- Problem to work on
Word for word, repeat the entries, minus the pictures.

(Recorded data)

•••••

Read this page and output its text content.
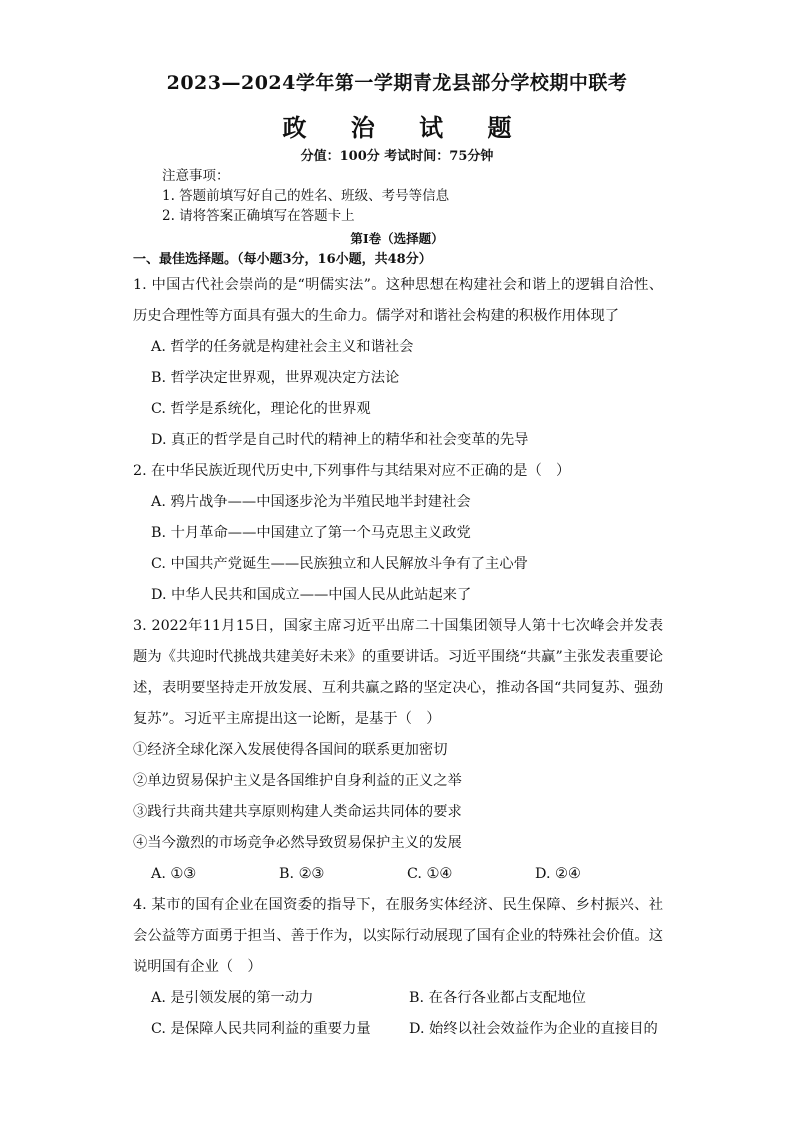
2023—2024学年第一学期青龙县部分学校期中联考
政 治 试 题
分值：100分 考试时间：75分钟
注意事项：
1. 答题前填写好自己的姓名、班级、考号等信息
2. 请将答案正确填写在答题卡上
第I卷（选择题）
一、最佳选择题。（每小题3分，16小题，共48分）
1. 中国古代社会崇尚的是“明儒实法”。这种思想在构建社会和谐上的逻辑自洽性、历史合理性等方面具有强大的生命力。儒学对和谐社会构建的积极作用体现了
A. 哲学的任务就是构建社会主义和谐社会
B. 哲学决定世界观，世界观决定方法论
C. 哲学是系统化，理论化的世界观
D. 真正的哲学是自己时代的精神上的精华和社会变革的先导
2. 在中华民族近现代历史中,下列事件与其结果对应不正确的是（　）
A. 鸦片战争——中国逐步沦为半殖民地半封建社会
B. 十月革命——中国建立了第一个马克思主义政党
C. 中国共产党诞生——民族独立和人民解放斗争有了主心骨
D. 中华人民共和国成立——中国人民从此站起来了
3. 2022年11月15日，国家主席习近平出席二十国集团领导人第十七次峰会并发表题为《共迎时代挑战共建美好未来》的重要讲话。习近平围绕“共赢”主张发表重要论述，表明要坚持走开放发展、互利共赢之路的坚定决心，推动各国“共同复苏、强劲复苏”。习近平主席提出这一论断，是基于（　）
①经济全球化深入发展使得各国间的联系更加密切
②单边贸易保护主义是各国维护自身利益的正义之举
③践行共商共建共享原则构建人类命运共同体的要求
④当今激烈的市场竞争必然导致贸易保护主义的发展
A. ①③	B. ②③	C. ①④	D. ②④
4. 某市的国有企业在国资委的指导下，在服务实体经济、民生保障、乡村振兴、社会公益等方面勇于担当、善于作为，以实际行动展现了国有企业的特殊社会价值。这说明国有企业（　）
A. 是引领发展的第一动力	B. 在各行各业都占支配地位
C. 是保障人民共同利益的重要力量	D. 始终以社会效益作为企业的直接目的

•••••

- In response
Read this page and output its text content.
2023—2024学年第一学期青龙县部分学校期中联考
政 治 试 题
分值：100分 考试时间：75分钟
注意事项：
1. 答题前填写好自己的姓名、班级、考号等信息
2. 请将答案正确填写在答题卡上
第I卷（选择题）
一、最佳选择题。（每小题3分，16小题，共48分）
1. 中国古代社会崇尚的是“明儒实法”。这种思想在构建社会和谐上的逻辑自洽性、历史合理性等方面具有强大的生命力。儒学对和谐社会构建的积极作用体现了
A. 哲学的任务就是构建社会主义和谐社会
B. 哲学决定世界观，世界观决定方法论
C. 哲学是系统化，理论化的世界观
D. 真正的哲学是自己时代的精神上的精华和社会变革的先导
2. 在中华民族近现代历史中,下列事件与其结果对应不正确的是（　）
A. 鸦片战争——中国逐步沦为半殖民地半封建社会
B. 十月革命——中国建立了第一个马克思主义政党
C. 中国共产党诞生——民族独立和人民解放斗争有了主心骨
D. 中华人民共和国成立——中国人民从此站起来了
3. 2022年11月15日，国家主席习近平出席二十国集团领导人第十七次峰会并发表题为《共迎时代挑战共建美好未来》的重要讲话。习近平围绕“共赢”主张发表重要论述，表明要坚持走开放发展、互利共赢之路的坚定决心，推动各国“共同复苏、强劲复苏”。习近平主席提出这一论断，是基于（　）
①经济全球化深入发展使得各国间的联系更加密切
②单边贸易保护主义是各国维护自身利益的正义之举
③践行共商共建共享原则构建人类命运共同体的要求
④当今激烈的市场竞争必然导致贸易保护主义的发展
A. ①③	B. ②③	C. ①④	D. ②④
4. 某市的国有企业在国资委的指导下，在服务实体经济、民生保障、乡村振兴、社会公益等方面勇于担当、善于作为，以实际行动展现了国有企业的特殊社会价值。这说明国有企业（　）
A. 是引领发展的第一动力	B. 在各行各业都占支配地位
C. 是保障人民共同利益的重要力量	D. 始终以社会效益作为企业的直接目的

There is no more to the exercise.